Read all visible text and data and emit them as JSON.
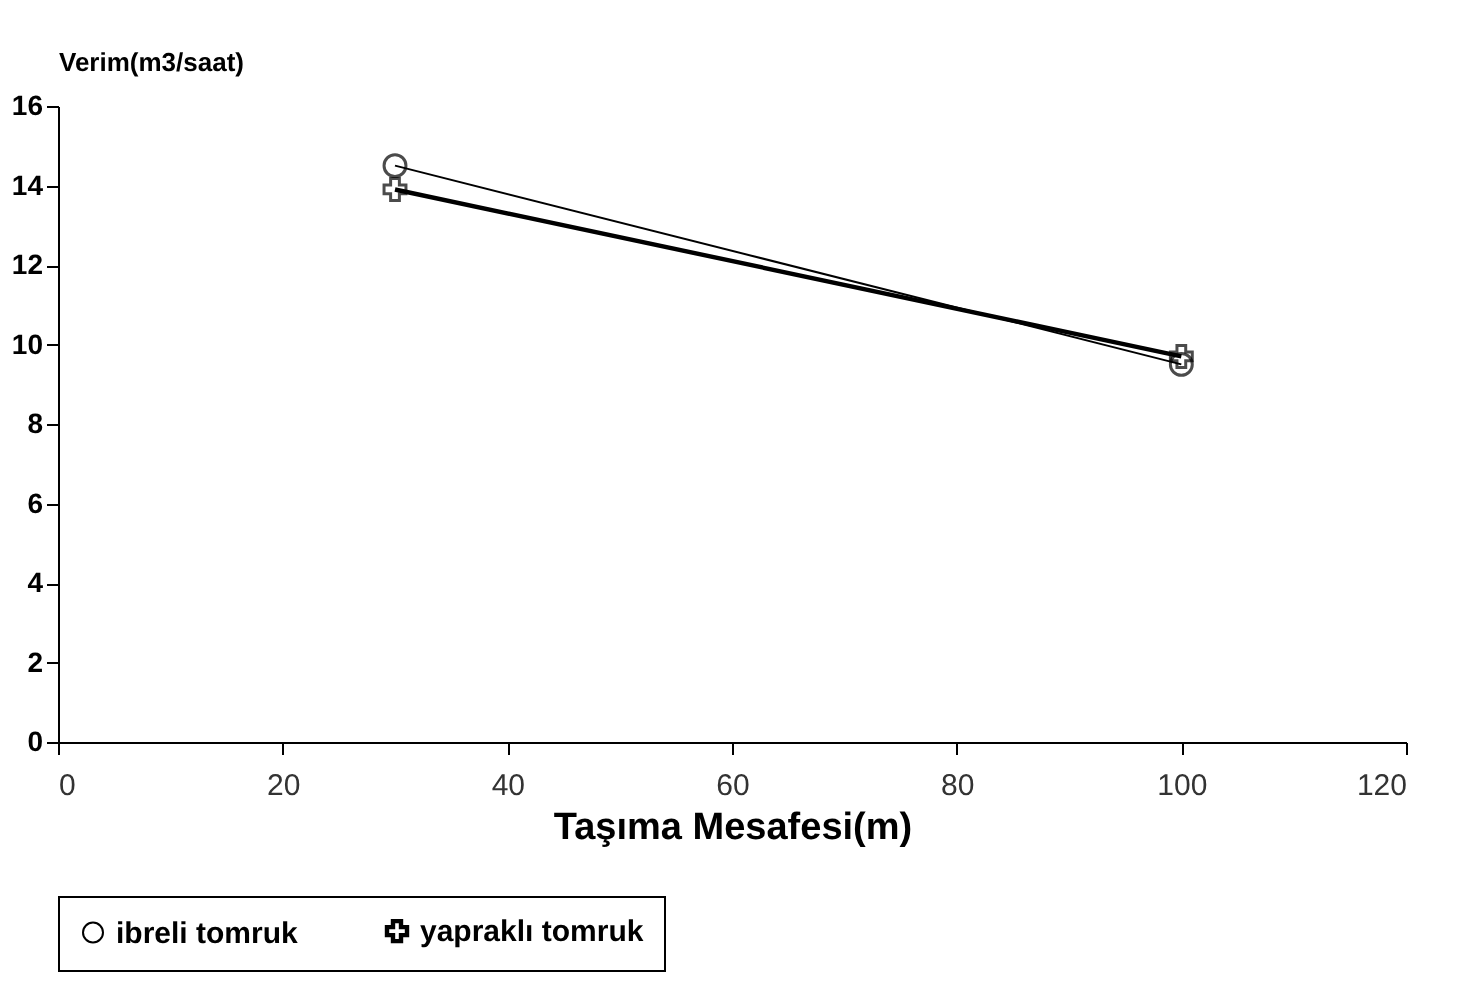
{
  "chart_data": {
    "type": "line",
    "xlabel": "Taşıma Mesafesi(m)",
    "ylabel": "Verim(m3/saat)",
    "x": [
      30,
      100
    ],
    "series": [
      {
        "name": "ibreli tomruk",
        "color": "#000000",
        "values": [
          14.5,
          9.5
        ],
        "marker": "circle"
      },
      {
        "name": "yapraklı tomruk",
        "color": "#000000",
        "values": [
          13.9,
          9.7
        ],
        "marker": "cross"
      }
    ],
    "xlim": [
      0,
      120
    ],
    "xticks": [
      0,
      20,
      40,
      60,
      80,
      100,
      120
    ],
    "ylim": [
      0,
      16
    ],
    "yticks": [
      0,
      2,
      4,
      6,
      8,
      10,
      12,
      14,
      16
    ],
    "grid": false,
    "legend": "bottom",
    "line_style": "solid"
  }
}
——
Task goal:
Only a number is wanted: how many lines contain "tomruk"?

Output for this exercise:
2